:: TASK INPUT
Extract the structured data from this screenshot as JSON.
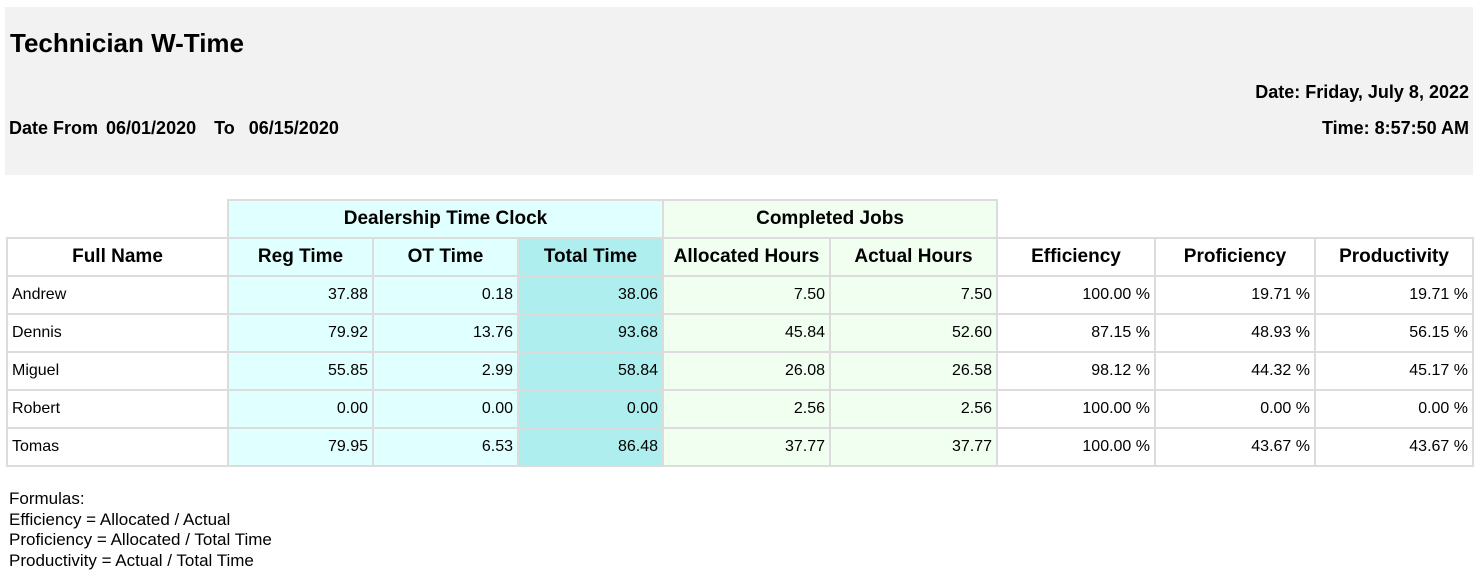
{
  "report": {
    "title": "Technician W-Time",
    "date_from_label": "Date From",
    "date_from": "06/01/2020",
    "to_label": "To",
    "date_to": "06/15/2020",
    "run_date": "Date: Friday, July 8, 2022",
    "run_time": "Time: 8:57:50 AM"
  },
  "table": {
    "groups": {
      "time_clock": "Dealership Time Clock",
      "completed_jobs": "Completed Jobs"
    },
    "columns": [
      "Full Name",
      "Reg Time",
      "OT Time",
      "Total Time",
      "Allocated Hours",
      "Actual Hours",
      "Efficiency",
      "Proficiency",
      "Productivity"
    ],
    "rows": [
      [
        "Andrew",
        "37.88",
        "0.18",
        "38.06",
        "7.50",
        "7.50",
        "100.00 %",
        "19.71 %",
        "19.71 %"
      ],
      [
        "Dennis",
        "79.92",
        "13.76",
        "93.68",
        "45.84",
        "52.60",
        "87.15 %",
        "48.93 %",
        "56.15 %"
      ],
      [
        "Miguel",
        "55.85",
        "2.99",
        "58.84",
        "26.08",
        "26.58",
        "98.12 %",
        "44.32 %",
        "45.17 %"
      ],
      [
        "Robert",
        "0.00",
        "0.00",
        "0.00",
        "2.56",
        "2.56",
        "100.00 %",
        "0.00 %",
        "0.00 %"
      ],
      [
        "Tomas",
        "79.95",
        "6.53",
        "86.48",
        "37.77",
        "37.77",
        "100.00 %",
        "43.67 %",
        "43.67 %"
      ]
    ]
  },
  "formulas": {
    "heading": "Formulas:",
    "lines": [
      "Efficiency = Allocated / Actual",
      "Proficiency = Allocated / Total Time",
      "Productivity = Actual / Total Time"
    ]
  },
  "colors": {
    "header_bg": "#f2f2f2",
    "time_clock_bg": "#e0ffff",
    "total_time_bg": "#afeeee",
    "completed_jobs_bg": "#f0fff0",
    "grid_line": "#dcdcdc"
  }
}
::::
**TASK REQUIREMENTS**
Leave out the pictures and reproduce the rest of the listing exactly.

**RESULT OF THIS EXERCISE**
Extract the structured data from this screenshot as JSON.
{
  "report": {
    "title": "Technician W-Time",
    "date_from_label": "Date From",
    "date_from": "06/01/2020",
    "to_label": "To",
    "date_to": "06/15/2020",
    "run_date": "Date: Friday, July 8, 2022",
    "run_time": "Time: 8:57:50 AM"
  },
  "table": {
    "groups": {
      "time_clock": "Dealership Time Clock",
      "completed_jobs": "Completed Jobs"
    },
    "columns": [
      "Full Name",
      "Reg Time",
      "OT Time",
      "Total Time",
      "Allocated Hours",
      "Actual Hours",
      "Efficiency",
      "Proficiency",
      "Productivity"
    ],
    "rows": [
      [
        "Andrew",
        "37.88",
        "0.18",
        "38.06",
        "7.50",
        "7.50",
        "100.00 %",
        "19.71 %",
        "19.71 %"
      ],
      [
        "Dennis",
        "79.92",
        "13.76",
        "93.68",
        "45.84",
        "52.60",
        "87.15 %",
        "48.93 %",
        "56.15 %"
      ],
      [
        "Miguel",
        "55.85",
        "2.99",
        "58.84",
        "26.08",
        "26.58",
        "98.12 %",
        "44.32 %",
        "45.17 %"
      ],
      [
        "Robert",
        "0.00",
        "0.00",
        "0.00",
        "2.56",
        "2.56",
        "100.00 %",
        "0.00 %",
        "0.00 %"
      ],
      [
        "Tomas",
        "79.95",
        "6.53",
        "86.48",
        "37.77",
        "37.77",
        "100.00 %",
        "43.67 %",
        "43.67 %"
      ]
    ]
  },
  "formulas": {
    "heading": "Formulas:",
    "lines": [
      "Efficiency = Allocated / Actual",
      "Proficiency = Allocated / Total Time",
      "Productivity = Actual / Total Time"
    ]
  },
  "colors": {
    "header_bg": "#f2f2f2",
    "time_clock_bg": "#e0ffff",
    "total_time_bg": "#afeeee",
    "completed_jobs_bg": "#f0fff0",
    "grid_line": "#dcdcdc"
  }
}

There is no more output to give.